WORK TO BE COMPLETED> Make an exact copy of the lines below.

-- Start --

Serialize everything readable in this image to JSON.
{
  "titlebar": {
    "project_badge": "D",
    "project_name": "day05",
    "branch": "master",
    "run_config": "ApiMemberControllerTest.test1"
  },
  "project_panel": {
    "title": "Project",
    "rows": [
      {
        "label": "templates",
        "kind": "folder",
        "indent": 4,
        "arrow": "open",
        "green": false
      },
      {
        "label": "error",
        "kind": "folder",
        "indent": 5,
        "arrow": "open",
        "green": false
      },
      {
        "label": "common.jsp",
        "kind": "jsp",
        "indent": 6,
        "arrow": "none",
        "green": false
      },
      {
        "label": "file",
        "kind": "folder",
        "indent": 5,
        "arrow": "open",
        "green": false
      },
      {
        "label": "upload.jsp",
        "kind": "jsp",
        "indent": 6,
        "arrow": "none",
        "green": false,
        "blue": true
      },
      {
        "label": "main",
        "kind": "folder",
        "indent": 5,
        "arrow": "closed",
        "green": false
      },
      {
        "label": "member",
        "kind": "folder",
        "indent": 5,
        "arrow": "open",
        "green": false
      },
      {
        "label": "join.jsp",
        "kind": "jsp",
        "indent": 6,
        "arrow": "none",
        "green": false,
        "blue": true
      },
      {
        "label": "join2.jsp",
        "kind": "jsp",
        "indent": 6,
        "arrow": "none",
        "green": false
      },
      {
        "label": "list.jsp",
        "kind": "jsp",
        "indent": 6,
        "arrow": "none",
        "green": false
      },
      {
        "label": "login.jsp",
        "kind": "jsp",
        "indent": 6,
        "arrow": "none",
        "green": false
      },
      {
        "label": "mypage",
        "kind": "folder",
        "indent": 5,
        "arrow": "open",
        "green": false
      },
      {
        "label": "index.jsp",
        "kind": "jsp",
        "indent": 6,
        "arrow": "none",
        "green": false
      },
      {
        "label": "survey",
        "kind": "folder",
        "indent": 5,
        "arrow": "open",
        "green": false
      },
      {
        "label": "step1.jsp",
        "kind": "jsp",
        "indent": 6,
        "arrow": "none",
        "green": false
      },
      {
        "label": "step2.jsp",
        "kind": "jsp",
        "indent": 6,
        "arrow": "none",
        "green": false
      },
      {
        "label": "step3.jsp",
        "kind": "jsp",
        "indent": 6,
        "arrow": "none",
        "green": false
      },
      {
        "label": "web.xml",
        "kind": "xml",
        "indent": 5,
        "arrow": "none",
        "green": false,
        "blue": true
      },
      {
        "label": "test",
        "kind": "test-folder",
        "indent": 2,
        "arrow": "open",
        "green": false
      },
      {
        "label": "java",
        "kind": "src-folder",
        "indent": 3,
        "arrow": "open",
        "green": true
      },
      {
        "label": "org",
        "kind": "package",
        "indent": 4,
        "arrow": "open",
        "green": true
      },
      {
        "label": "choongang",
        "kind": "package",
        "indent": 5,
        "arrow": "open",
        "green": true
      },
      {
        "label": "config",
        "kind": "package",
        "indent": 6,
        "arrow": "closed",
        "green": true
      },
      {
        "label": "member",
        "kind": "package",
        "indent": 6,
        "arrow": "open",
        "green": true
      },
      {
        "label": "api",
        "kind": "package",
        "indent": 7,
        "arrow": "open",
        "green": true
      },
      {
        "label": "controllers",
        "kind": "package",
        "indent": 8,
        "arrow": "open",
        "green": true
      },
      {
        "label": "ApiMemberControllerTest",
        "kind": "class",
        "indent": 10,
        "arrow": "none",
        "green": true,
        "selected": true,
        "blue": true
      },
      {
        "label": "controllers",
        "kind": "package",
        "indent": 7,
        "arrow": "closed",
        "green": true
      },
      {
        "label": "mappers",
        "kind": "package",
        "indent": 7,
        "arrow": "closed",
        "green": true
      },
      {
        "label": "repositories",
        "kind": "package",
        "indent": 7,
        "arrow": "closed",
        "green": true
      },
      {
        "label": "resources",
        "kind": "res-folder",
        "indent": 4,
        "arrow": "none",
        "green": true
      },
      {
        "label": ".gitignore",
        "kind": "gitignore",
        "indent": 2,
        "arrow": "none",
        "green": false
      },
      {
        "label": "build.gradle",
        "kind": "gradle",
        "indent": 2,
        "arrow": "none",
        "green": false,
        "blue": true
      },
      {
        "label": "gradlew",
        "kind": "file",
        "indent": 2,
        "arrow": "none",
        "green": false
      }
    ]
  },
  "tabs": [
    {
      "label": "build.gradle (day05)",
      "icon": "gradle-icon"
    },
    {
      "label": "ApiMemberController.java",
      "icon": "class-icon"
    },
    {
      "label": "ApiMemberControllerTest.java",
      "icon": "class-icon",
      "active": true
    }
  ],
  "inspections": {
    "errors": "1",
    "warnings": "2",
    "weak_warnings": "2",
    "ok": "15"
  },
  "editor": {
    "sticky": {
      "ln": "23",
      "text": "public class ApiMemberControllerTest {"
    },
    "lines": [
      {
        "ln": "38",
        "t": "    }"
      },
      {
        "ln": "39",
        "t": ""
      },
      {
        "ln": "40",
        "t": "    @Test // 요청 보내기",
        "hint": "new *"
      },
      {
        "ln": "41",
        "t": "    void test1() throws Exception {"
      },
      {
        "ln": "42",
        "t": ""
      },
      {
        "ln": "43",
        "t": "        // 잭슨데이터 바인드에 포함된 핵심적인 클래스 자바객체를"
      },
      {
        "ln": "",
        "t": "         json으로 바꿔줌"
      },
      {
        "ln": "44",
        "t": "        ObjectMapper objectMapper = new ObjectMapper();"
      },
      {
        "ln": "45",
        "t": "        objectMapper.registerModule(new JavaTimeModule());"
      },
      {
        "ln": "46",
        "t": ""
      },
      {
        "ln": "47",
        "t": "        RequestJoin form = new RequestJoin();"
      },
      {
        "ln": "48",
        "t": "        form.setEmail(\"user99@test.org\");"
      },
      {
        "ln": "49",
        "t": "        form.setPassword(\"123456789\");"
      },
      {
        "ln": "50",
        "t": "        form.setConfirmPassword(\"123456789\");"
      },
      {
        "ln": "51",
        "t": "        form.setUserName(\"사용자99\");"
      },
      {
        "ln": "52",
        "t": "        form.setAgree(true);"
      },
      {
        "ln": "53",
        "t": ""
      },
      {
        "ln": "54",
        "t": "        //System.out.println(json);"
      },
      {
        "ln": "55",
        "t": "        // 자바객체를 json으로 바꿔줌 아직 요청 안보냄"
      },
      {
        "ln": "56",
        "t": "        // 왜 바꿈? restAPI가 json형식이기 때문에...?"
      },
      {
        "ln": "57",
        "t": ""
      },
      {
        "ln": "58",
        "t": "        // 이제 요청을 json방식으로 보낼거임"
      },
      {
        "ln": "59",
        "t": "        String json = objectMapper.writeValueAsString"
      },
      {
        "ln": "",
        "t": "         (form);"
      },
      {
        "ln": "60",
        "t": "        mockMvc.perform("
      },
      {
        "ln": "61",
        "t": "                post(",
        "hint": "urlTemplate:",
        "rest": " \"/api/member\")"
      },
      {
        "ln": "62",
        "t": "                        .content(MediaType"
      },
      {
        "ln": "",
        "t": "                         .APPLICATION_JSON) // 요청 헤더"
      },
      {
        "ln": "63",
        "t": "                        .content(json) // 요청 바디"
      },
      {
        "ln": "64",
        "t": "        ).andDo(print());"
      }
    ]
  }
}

-- End --

OUTPUT>
Serialize everything readable in this image to JSON.
{
  "titlebar": {
    "project_badge": "D",
    "project_name": "day05",
    "branch": "master",
    "run_config": "ApiMemberControllerTest.test1"
  },
  "project_panel": {
    "title": "Project",
    "rows": [
      {
        "label": "templates",
        "kind": "folder",
        "indent": 4,
        "arrow": "open",
        "green": false
      },
      {
        "label": "error",
        "kind": "folder",
        "indent": 5,
        "arrow": "open",
        "green": false
      },
      {
        "label": "common.jsp",
        "kind": "jsp",
        "indent": 6,
        "arrow": "none",
        "green": false
      },
      {
        "label": "file",
        "kind": "folder",
        "indent": 5,
        "arrow": "open",
        "green": false
      },
      {
        "label": "upload.jsp",
        "kind": "jsp",
        "indent": 6,
        "arrow": "none",
        "green": false,
        "blue": true
      },
      {
        "label": "main",
        "kind": "folder",
        "indent": 5,
        "arrow": "closed",
        "green": false
      },
      {
        "label": "member",
        "kind": "folder",
        "indent": 5,
        "arrow": "open",
        "green": false
      },
      {
        "label": "join.jsp",
        "kind": "jsp",
        "indent": 6,
        "arrow": "none",
        "green": false,
        "blue": true
      },
      {
        "label": "join2.jsp",
        "kind": "jsp",
        "indent": 6,
        "arrow": "none",
        "green": false
      },
      {
        "label": "list.jsp",
        "kind": "jsp",
        "indent": 6,
        "arrow": "none",
        "green": false
      },
      {
        "label": "login.jsp",
        "kind": "jsp",
        "indent": 6,
        "arrow": "none",
        "green": false
      },
      {
        "label": "mypage",
        "kind": "folder",
        "indent": 5,
        "arrow": "open",
        "green": false
      },
      {
        "label": "index.jsp",
        "kind": "jsp",
        "indent": 6,
        "arrow": "none",
        "green": false
      },
      {
        "label": "survey",
        "kind": "folder",
        "indent": 5,
        "arrow": "open",
        "green": false
      },
      {
        "label": "step1.jsp",
        "kind": "jsp",
        "indent": 6,
        "arrow": "none",
        "green": false
      },
      {
        "label": "step2.jsp",
        "kind": "jsp",
        "indent": 6,
        "arrow": "none",
        "green": false
      },
      {
        "label": "step3.jsp",
        "kind": "jsp",
        "indent": 6,
        "arrow": "none",
        "green": false
      },
      {
        "label": "web.xml",
        "kind": "xml",
        "indent": 5,
        "arrow": "none",
        "green": false,
        "blue": true
      },
      {
        "label": "test",
        "kind": "test-folder",
        "indent": 2,
        "arrow": "open",
        "green": false
      },
      {
        "label": "java",
        "kind": "src-folder",
        "indent": 3,
        "arrow": "open",
        "green": true
      },
      {
        "label": "org",
        "kind": "package",
        "indent": 4,
        "arrow": "open",
        "green": true
      },
      {
        "label": "choongang",
        "kind": "package",
        "indent": 5,
        "arrow": "open",
        "green": true
      },
      {
        "label": "config",
        "kind": "package",
        "indent": 6,
        "arrow": "closed",
        "green": true
      },
      {
        "label": "member",
        "kind": "package",
        "indent": 6,
        "arrow": "open",
        "green": true
      },
      {
        "label": "api",
        "kind": "package",
        "indent": 7,
        "arrow": "open",
        "green": true
      },
      {
        "label": "controllers",
        "kind": "package",
        "indent": 8,
        "arrow": "open",
        "green": true
      },
      {
        "label": "ApiMemberControllerTest",
        "kind": "class",
        "indent": 10,
        "arrow": "none",
        "green": true,
        "selected": true,
        "blue": true
      },
      {
        "label": "controllers",
        "kind": "package",
        "indent": 7,
        "arrow": "closed",
        "green": true
      },
      {
        "label": "mappers",
        "kind": "package",
        "indent": 7,
        "arrow": "closed",
        "green": true
      },
      {
        "label": "repositories",
        "kind": "package",
        "indent": 7,
        "arrow": "closed",
        "green": true
      },
      {
        "label": "resources",
        "kind": "res-folder",
        "indent": 4,
        "arrow": "none",
        "green": true
      },
      {
        "label": ".gitignore",
        "kind": "gitignore",
        "indent": 2,
        "arrow": "none",
        "green": false
      },
      {
        "label": "build.gradle",
        "kind": "gradle",
        "indent": 2,
        "arrow": "none",
        "green": false,
        "blue": true
      },
      {
        "label": "gradlew",
        "kind": "file",
        "indent": 2,
        "arrow": "none",
        "green": false
      }
    ]
  },
  "tabs": [
    {
      "label": "build.gradle (day05)",
      "icon": "gradle-icon"
    },
    {
      "label": "ApiMemberController.java",
      "icon": "class-icon"
    },
    {
      "label": "ApiMemberControllerTest.java",
      "icon": "class-icon",
      "active": true
    }
  ],
  "inspections": {
    "errors": "1",
    "warnings": "2",
    "weak_warnings": "2",
    "ok": "15"
  },
  "editor": {
    "sticky": {
      "ln": "23",
      "text": "public class ApiMemberControllerTest {"
    },
    "lines": [
      {
        "ln": "38",
        "t": "    }"
      },
      {
        "ln": "39",
        "t": ""
      },
      {
        "ln": "40",
        "t": "    @Test // 요청 보내기",
        "hint": "new *"
      },
      {
        "ln": "41",
        "t": "    void test1() throws Exception {"
      },
      {
        "ln": "42",
        "t": ""
      },
      {
        "ln": "43",
        "t": "        // 잭슨데이터 바인드에 포함된 핵심적인 클래스 자바객체를"
      },
      {
        "ln": "",
        "t": "         json으로 바꿔줌"
      },
      {
        "ln": "44",
        "t": "        ObjectMapper objectMapper = new ObjectMapper();"
      },
      {
        "ln": "45",
        "t": "        objectMapper.registerModule(new JavaTimeModule());"
      },
      {
        "ln": "46",
        "t": ""
      },
      {
        "ln": "47",
        "t": "        RequestJoin form = new RequestJoin();"
      },
      {
        "ln": "48",
        "t": "        form.setEmail(\"user99@test.org\");"
      },
      {
        "ln": "49",
        "t": "        form.setPassword(\"123456789\");"
      },
      {
        "ln": "50",
        "t": "        form.setConfirmPassword(\"123456789\");"
      },
      {
        "ln": "51",
        "t": "        form.setUserName(\"사용자99\");"
      },
      {
        "ln": "52",
        "t": "        form.setAgree(true);"
      },
      {
        "ln": "53",
        "t": ""
      },
      {
        "ln": "54",
        "t": "        //System.out.println(json);"
      },
      {
        "ln": "55",
        "t": "        // 자바객체를 json으로 바꿔줌 아직 요청 안보냄"
      },
      {
        "ln": "56",
        "t": "        // 왜 바꿈? restAPI가 json형식이기 때문에...?"
      },
      {
        "ln": "57",
        "t": ""
      },
      {
        "ln": "58",
        "t": "        // 이제 요청을 json방식으로 보낼거임"
      },
      {
        "ln": "59",
        "t": "        String json = objectMapper.writeValueAsString"
      },
      {
        "ln": "",
        "t": "         (form);"
      },
      {
        "ln": "60",
        "t": "        mockMvc.perform("
      },
      {
        "ln": "61",
        "t": "                post(",
        "hint": "urlTemplate:",
        "rest": " \"/api/member\")"
      },
      {
        "ln": "62",
        "t": "                        .content(MediaType"
      },
      {
        "ln": "",
        "t": "                         .APPLICATION_JSON) // 요청 헤더"
      },
      {
        "ln": "63",
        "t": "                        .content(json) // 요청 바디"
      },
      {
        "ln": "64",
        "t": "        ).andDo(print());"
      }
    ]
  }
}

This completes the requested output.